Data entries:
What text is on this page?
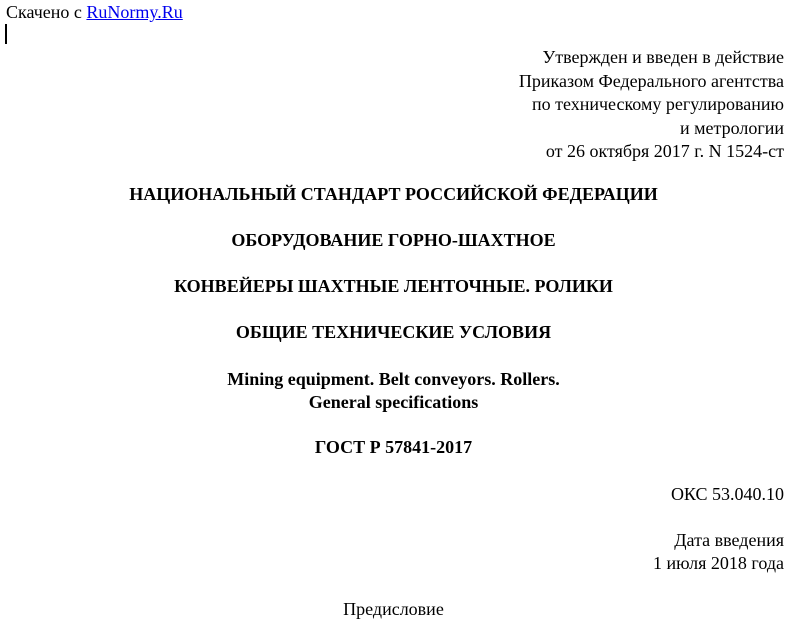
Скачено с RuNormy.Ru
Утвержден и введен в действие
Приказом Федерального агентства
по техническому регулированию
и метрологии
от 26 октября 2017 г. N 1524-ст
НАЦИОНАЛЬНЫЙ СТАНДАРТ РОССИЙСКОЙ ФЕДЕРАЦИИ
ОБОРУДОВАНИЕ ГОРНО-ШАХТНОЕ
КОНВЕЙЕРЫ ШАХТНЫЕ ЛЕНТОЧНЫЕ. РОЛИКИ
ОБЩИЕ ТЕХНИЧЕСКИЕ УСЛОВИЯ
Mining equipment. Belt conveyors. Rollers.
General specifications
ГОСТ Р 57841-2017
ОКС 53.040.10
Дата введения
1 июля 2018 года
Предисловие
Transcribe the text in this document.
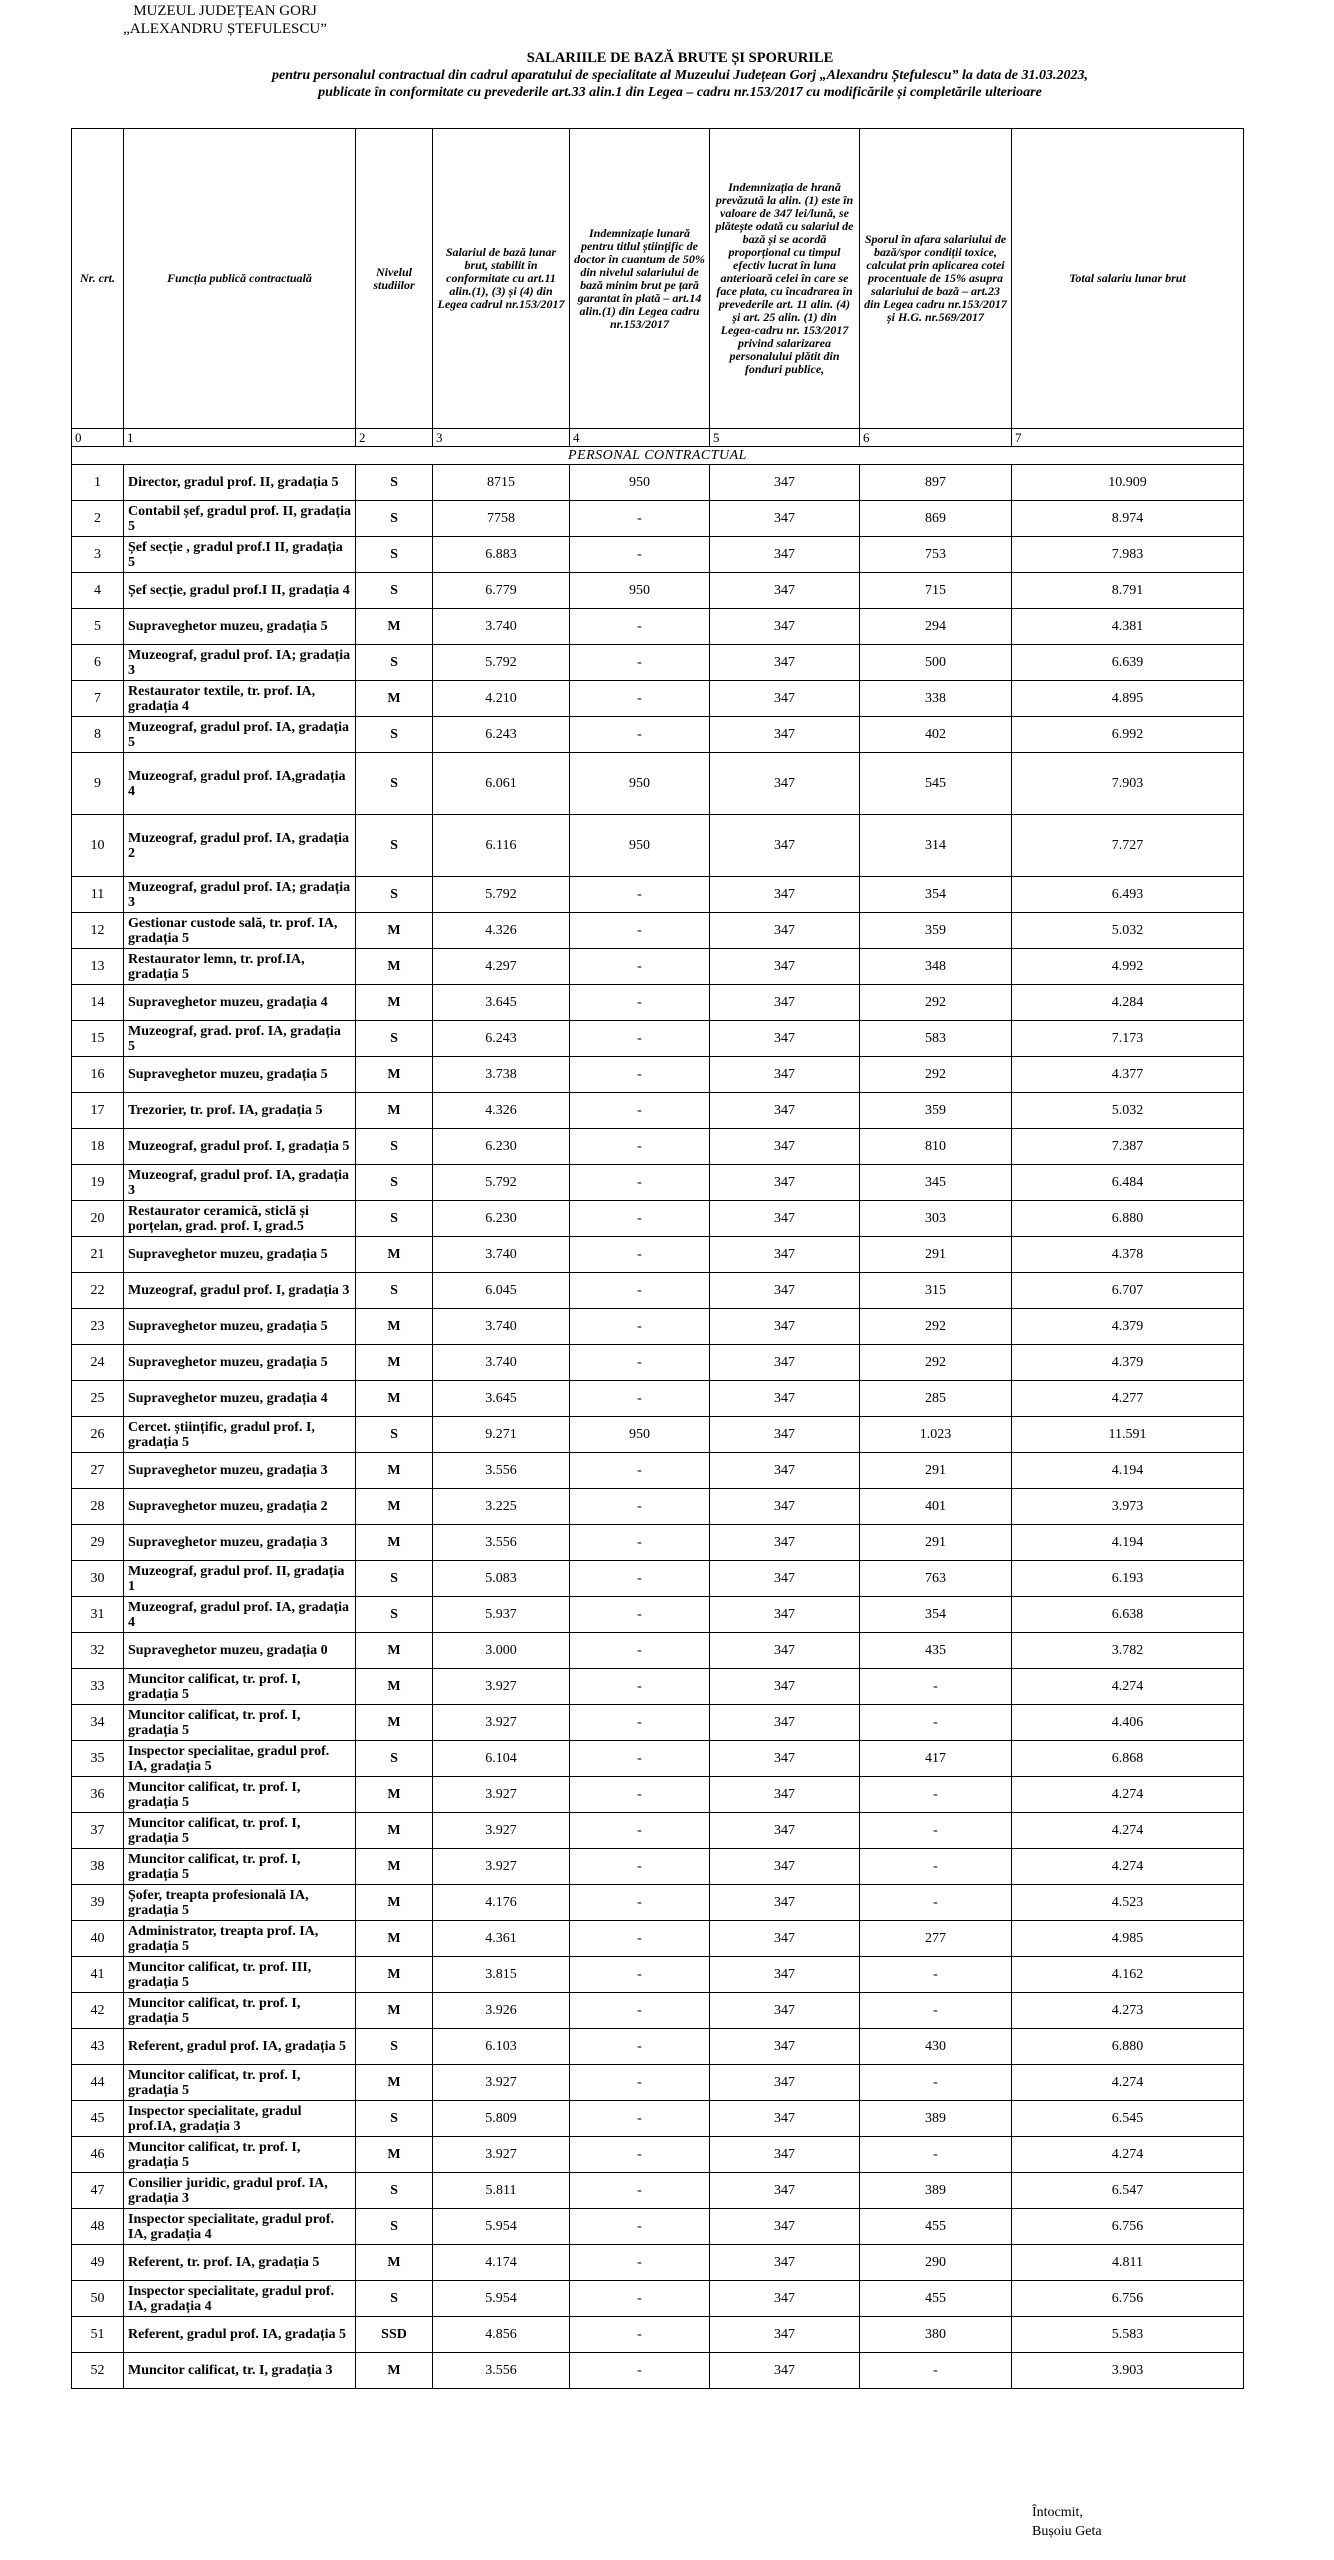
MUZEUL JUDEȚEAN GORJ
„ALEXANDRU ȘTEFULESCU”
SALARIILE DE BAZĂ BRUTE ȘI SPORURILE
pentru personalul contractual din cadrul aparatului de specialitate al Muzeului Județean Gorj „Alexandru Ștefulescu” la data de 31.03.2023,
publicate în conformitate cu prevederile art.33 alin.1 din Legea – cadru nr.153/2017 cu modificările și completările ulterioare
Nr. crt.	Funcția publică contractuală	Nivelul studiilor	Salariul de bază lunar brut, stabilit în conformitate cu art.11 alin.(1), (3) și (4) din Legea cadrul nr.153/2017	Indemnizație lunară pentru titlul științific de doctor în cuantum de 50% din nivelul salariului de bază minim brut pe țară garantat în plată – art.14 alin.(1) din Legea cadru nr.153/2017	Indemnizația de hrană prevăzută la alin. (1) este în valoare de 347 lei/lună, se plătește odată cu salariul de bază și se acordă proporțional cu timpul efectiv lucrat în luna anterioară celei în care se face plata, cu încadrarea în prevederile art. 11 alin. (4) și art. 25 alin. (1) din Legea-cadru nr. 153/2017 privind salarizarea personalului plătit din fonduri publice,	Sporul în afara salariului de bază/spor condiții toxice, calculat prin aplicarea cotei procentuale de 15% asupra salariului de bază – art.23 din Legea cadru nr.153/2017 și H.G. nr.569/2017	Total salariu lunar brut
0	1	2	3	4	5	6	7
PERSONAL CONTRACTUAL							
1	Director, gradul prof. II, gradația 5	S	8715	950	347	897	10.909
2	Contabil șef, gradul prof. II, gradația 5	S	7758	-	347	869	8.974
3	Șef secție , gradul prof.I II, gradația 5	S	6.883	-	347	753	7.983
4	Șef secție, gradul prof.I II, gradația 4	S	6.779	950	347	715	8.791
5	Supraveghetor muzeu, gradația 5	M	3.740	-	347	294	4.381
6	Muzeograf, gradul prof. IA; gradația 3	S	5.792	-	347	500	6.639
7	Restaurator textile, tr. prof. IA, gradația 4	M	4.210	-	347	338	4.895
8	Muzeograf, gradul prof. IA, gradația 5	S	6.243	-	347	402	6.992
9	Muzeograf, gradul prof. IA,gradația 4	S	6.061	950	347	545	7.903
10	Muzeograf, gradul prof. IA, gradația 2	S	6.116	950	347	314	7.727
11	Muzeograf, gradul prof. IA; gradația 3	S	5.792	-	347	354	6.493
12	Gestionar custode sală, tr. prof. IA, gradația 5	M	4.326	-	347	359	5.032
13	Restaurator lemn, tr. prof.IA, gradația 5	M	4.297	-	347	348	4.992
14	Supraveghetor muzeu, gradația 4	M	3.645	-	347	292	4.284
15	Muzeograf, grad. prof. IA, gradația 5	S	6.243	-	347	583	7.173
16	Supraveghetor muzeu, gradația 5	M	3.738	-	347	292	4.377
17	Trezorier, tr. prof. IA, gradația 5	M	4.326	-	347	359	5.032
18	Muzeograf, gradul prof. I, gradația 5	S	6.230	-	347	810	7.387
19	Muzeograf, gradul prof. IA, gradația 3	S	5.792	-	347	345	6.484
20	Restaurator ceramică, sticlă și porțelan, grad. prof. I, grad.5	S	6.230	-	347	303	6.880
21	Supraveghetor muzeu, gradația 5	M	3.740	-	347	291	4.378
22	Muzeograf, gradul prof. I, gradația 3	S	6.045	-	347	315	6.707
23	Supraveghetor muzeu, gradația 5	M	3.740	-	347	292	4.379
24	Supraveghetor muzeu, gradația 5	M	3.740	-	347	292	4.379
25	Supraveghetor muzeu, gradația 4	M	3.645	-	347	285	4.277
26	Cercet. științific, gradul prof. I, gradația 5	S	9.271	950	347	1.023	11.591
27	Supraveghetor muzeu, gradația 3	M	3.556	-	347	291	4.194
28	Supraveghetor muzeu, gradația 2	M	3.225	-	347	401	3.973
29	Supraveghetor muzeu, gradația 3	M	3.556	-	347	291	4.194
30	Muzeograf, gradul prof. II, gradația 1	S	5.083	-	347	763	6.193
31	Muzeograf, gradul prof. IA, gradația 4	S	5.937	-	347	354	6.638
32	Supraveghetor muzeu, gradația 0	M	3.000	-	347	435	3.782
33	Muncitor calificat, tr. prof. I, gradația 5	M	3.927	-	347	-	4.274
34	Muncitor calificat, tr. prof. I, gradația 5	M	3.927	-	347	-	4.406
35	Inspector specialitae, gradul prof. IA, gradația 5	S	6.104	-	347	417	6.868
36	Muncitor calificat, tr. prof. I, gradația 5	M	3.927	-	347	-	4.274
37	Muncitor calificat, tr. prof. I, gradația 5	M	3.927	-	347	-	4.274
38	Muncitor calificat, tr. prof. I, gradația 5	M	3.927	-	347	-	4.274
39	Șofer, treapta profesională IA, gradația 5	M	4.176	-	347	-	4.523
40	Administrator, treapta prof. IA, gradația 5	M	4.361	-	347	277	4.985
41	Muncitor calificat, tr. prof. III, gradația 5	M	3.815	-	347	-	4.162
42	Muncitor calificat, tr. prof. I, gradația 5	M	3.926	-	347	-	4.273
43	Referent, gradul prof. IA, gradația 5	S	6.103	-	347	430	6.880
44	Muncitor calificat, tr. prof. I, gradația 5	M	3.927	-	347	-	4.274
45	Inspector specialitate, gradul prof.IA, gradația 3	S	5.809	-	347	389	6.545
46	Muncitor calificat, tr. prof. I, gradația 5	M	3.927	-	347	-	4.274
47	Consilier juridic, gradul prof. IA, gradația 3	S	5.811	-	347	389	6.547
48	Inspector specialitate, gradul prof. IA, gradația 4	S	5.954	-	347	455	6.756
49	Referent, tr. prof. IA, gradația 5	M	4.174	-	347	290	4.811
50	Inspector specialitate, gradul prof. IA, gradația 4	S	5.954	-	347	455	6.756
51	Referent, gradul prof. IA, gradația 5	SSD	4.856	-	347	380	5.583
52	Muncitor calificat, tr. I, gradația 3	M	3.556	-	347	-	3.903
Întocmit,
Bușoiu Geta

Directive: Copy each line of the data that contains the word "Restaurator".

Result:
7	Restaurator textile, tr. prof. IA, gradația 4	M	4.210	-	347	338	4.895
13	Restaurator lemn, tr. prof.IA, gradația 5	M	4.297	-	347	348	4.992
20	Restaurator ceramică, sticlă și porțelan, grad. prof. I, grad.5	S	6.230	-	347	303	6.880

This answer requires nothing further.